Below are some records. Copy every line in them that holds "Click".

Start of Records shown

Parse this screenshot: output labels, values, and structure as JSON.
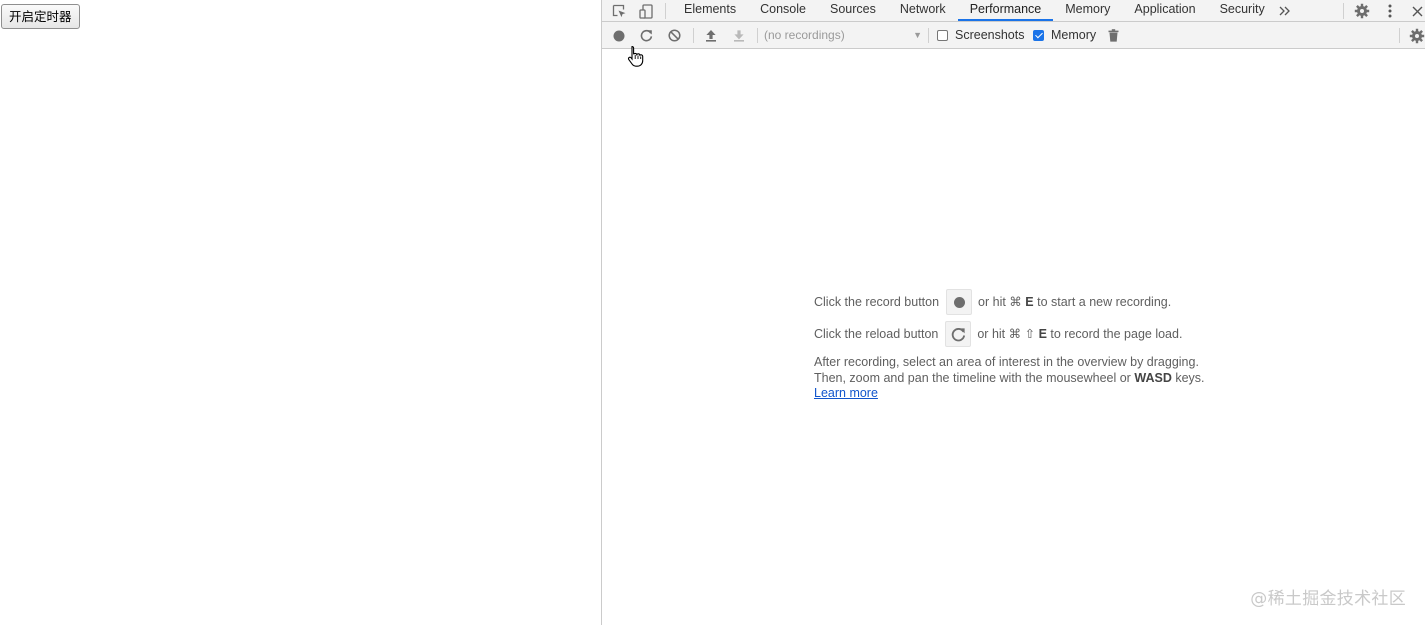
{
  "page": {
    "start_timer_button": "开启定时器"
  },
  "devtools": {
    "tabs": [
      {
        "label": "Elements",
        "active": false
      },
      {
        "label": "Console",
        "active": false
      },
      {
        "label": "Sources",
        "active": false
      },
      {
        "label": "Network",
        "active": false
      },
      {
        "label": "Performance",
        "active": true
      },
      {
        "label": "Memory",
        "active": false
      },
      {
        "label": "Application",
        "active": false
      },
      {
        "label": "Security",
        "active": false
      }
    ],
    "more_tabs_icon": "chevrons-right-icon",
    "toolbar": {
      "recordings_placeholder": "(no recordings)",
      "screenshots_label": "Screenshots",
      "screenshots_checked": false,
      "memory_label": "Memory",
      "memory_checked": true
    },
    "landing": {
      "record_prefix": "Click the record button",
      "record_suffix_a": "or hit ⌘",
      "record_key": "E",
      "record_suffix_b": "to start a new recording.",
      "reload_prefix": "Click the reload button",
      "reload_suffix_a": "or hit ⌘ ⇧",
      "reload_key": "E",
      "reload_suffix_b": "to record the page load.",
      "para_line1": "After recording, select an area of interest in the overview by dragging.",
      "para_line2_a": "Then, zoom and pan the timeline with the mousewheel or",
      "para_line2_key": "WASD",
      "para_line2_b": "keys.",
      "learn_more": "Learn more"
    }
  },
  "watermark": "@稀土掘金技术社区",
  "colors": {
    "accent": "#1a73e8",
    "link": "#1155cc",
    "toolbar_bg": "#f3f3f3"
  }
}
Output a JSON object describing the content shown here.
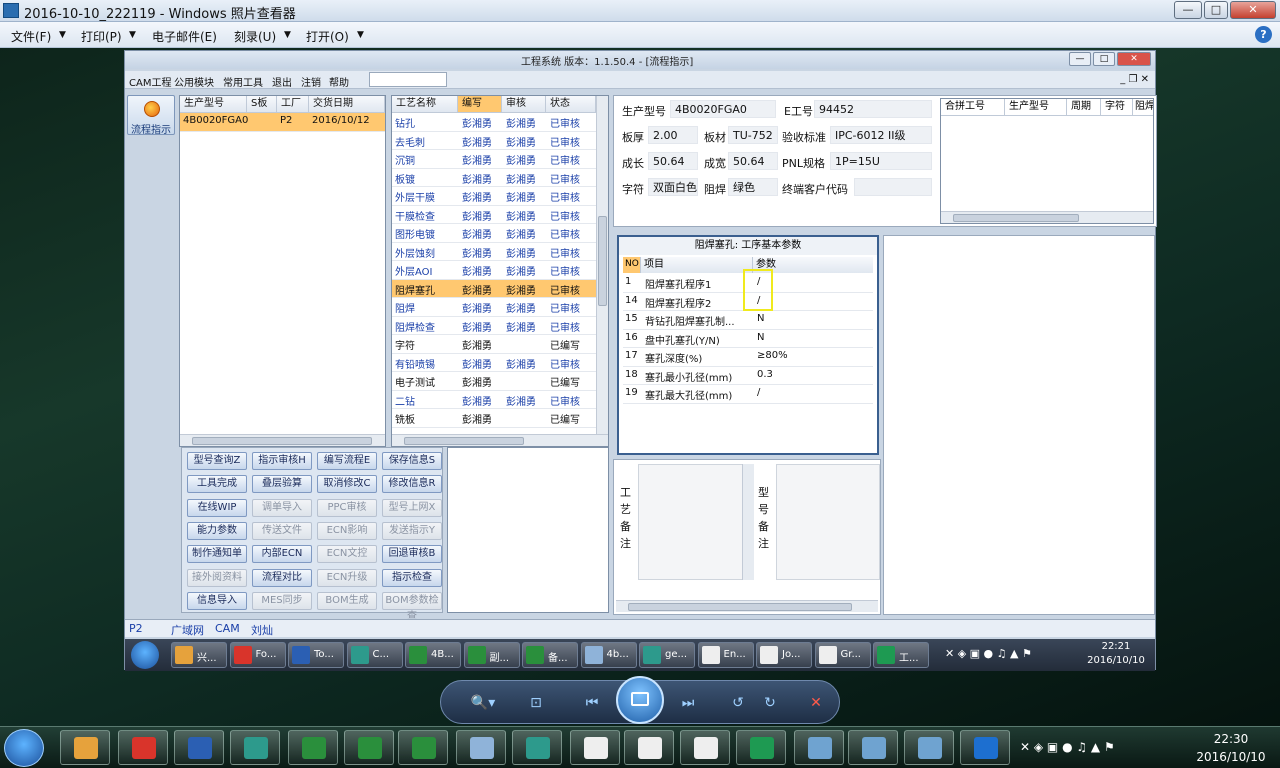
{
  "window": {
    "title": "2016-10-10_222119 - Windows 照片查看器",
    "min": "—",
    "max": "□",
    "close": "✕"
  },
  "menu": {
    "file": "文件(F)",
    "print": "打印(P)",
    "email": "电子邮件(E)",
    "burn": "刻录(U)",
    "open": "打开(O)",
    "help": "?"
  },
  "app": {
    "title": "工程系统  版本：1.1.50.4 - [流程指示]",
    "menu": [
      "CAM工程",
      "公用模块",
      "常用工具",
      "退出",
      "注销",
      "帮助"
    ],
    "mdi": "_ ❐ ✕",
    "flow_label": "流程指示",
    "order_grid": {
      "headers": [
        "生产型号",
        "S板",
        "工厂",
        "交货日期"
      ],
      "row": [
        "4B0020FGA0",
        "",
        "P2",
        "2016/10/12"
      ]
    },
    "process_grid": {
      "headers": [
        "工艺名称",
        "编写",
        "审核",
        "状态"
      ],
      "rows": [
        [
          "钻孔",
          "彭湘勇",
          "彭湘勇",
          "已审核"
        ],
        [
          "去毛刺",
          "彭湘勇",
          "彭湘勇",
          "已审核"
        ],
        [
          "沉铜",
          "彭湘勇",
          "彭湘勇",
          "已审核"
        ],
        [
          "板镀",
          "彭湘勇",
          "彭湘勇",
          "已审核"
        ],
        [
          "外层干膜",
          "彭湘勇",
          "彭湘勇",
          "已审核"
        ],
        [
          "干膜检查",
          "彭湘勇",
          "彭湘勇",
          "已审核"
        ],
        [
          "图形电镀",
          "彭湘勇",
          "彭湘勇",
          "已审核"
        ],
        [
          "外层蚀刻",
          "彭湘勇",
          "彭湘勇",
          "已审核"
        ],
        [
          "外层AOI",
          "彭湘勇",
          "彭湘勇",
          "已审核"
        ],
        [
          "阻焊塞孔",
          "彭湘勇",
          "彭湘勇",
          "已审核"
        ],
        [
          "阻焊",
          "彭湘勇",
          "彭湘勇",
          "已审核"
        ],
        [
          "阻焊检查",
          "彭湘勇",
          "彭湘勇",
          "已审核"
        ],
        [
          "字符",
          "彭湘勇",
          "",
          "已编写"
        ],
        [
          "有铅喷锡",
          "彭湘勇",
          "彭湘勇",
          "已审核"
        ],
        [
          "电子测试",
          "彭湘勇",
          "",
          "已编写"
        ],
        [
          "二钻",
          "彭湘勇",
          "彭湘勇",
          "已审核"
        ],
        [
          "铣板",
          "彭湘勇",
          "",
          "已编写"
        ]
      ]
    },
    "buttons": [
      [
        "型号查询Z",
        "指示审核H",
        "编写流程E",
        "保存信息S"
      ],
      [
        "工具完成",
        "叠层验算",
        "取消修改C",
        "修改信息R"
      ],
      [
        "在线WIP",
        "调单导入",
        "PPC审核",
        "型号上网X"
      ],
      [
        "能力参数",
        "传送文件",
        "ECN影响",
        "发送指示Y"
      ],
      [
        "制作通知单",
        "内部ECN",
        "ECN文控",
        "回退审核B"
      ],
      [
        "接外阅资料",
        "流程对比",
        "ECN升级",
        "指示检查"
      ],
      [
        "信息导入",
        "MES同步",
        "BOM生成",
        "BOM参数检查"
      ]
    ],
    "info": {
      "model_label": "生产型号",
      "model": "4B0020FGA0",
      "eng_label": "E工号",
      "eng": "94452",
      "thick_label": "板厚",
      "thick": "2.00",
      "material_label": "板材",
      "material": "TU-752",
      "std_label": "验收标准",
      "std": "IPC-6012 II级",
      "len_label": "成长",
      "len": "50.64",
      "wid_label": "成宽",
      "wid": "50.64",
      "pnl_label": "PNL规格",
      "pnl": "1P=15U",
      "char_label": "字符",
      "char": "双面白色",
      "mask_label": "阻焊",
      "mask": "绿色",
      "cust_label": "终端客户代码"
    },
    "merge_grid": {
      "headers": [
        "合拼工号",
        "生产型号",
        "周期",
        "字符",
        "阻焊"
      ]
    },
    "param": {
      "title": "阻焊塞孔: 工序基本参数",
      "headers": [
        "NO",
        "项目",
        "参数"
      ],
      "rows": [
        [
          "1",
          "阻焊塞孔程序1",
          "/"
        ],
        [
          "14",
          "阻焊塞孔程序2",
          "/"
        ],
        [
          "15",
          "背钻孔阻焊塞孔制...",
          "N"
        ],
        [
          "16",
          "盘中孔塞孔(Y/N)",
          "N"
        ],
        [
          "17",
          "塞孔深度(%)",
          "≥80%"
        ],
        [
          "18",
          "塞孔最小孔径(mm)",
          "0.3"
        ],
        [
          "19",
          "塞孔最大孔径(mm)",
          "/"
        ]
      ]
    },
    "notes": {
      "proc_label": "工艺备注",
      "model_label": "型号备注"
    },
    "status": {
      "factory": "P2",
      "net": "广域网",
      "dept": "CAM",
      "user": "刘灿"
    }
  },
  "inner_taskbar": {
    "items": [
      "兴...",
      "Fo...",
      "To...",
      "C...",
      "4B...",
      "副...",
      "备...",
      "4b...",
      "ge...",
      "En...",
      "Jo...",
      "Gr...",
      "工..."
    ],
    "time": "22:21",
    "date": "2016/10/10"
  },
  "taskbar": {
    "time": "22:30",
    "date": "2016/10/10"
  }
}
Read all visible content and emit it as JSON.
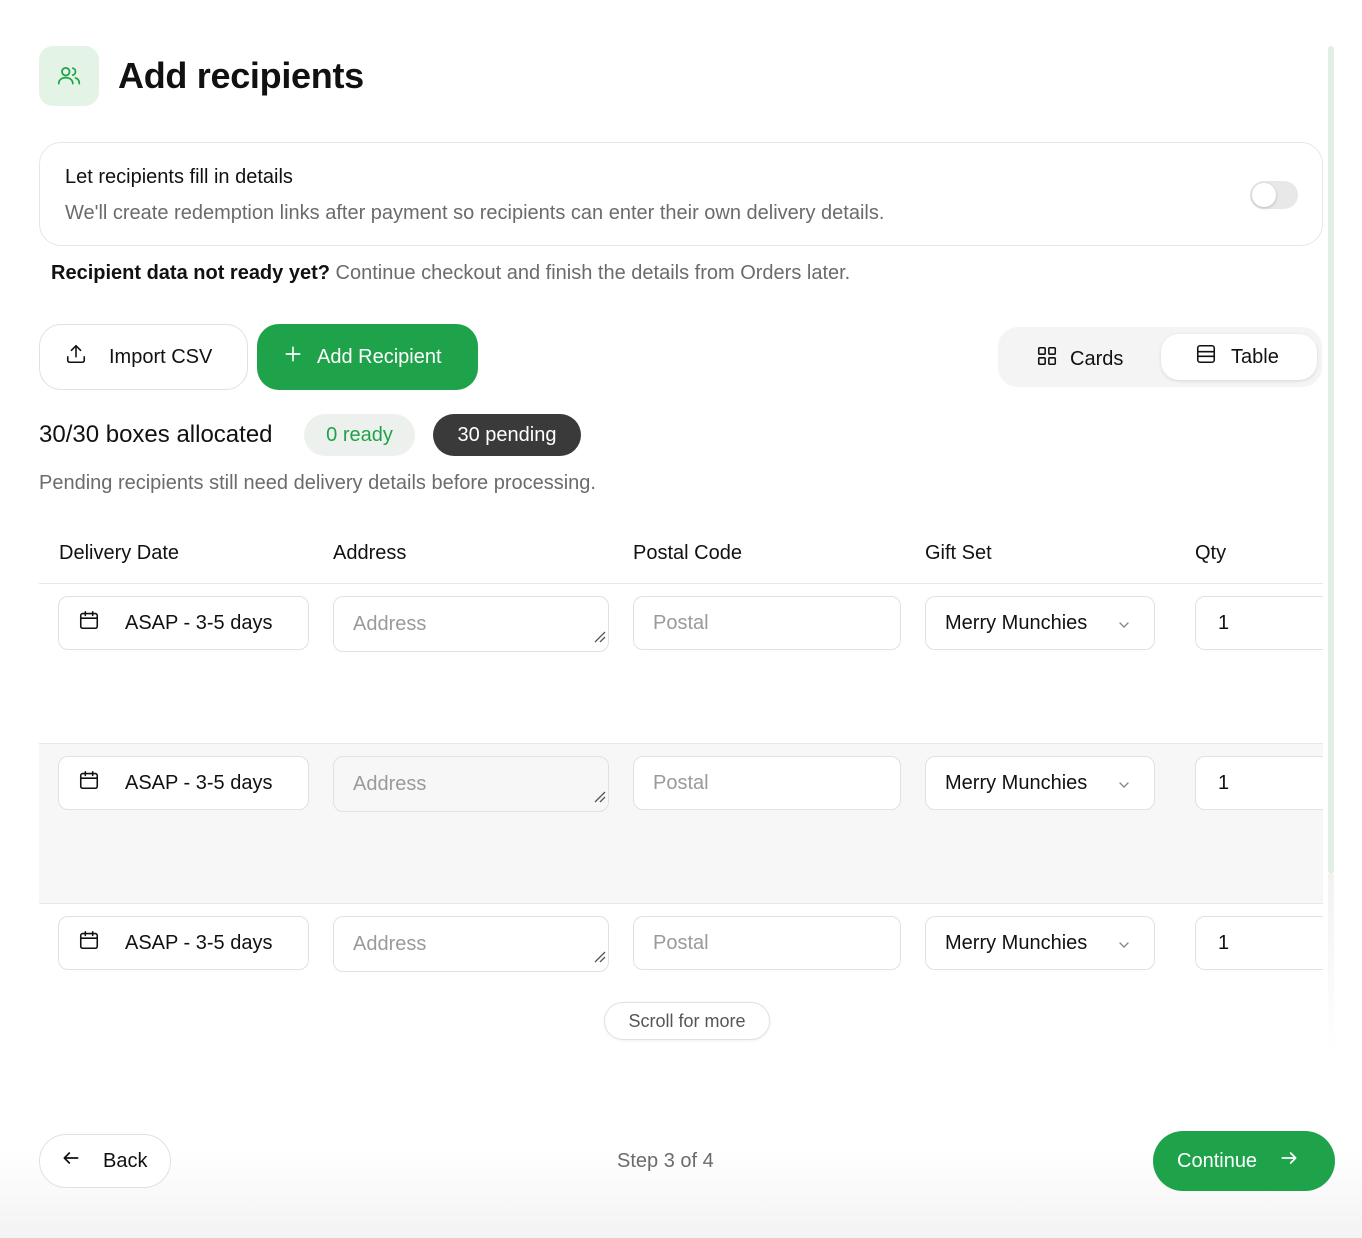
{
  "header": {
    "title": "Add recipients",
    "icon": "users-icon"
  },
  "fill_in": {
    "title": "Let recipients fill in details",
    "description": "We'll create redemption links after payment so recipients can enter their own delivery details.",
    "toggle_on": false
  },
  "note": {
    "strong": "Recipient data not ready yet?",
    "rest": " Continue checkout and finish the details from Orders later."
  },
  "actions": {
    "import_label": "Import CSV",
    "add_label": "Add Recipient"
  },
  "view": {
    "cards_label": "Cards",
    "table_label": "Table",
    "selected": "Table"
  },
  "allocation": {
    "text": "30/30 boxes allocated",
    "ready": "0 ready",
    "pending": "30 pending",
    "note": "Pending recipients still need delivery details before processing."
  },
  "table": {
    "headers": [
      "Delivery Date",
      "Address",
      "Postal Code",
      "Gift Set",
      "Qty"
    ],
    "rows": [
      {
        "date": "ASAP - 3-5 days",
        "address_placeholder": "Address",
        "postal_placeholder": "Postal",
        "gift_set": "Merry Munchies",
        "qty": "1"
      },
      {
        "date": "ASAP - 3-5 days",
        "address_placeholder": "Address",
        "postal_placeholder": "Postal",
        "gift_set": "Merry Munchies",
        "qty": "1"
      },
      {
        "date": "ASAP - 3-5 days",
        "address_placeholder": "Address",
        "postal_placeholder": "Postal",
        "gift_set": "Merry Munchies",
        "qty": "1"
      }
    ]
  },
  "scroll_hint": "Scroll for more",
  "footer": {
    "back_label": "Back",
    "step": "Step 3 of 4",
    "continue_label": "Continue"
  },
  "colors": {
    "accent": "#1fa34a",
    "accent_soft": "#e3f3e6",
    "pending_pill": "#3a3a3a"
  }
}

End of Records shown

*The reply*
      "record_prefix": "Click the record button",
      "reload_prefix": "Click the reload button",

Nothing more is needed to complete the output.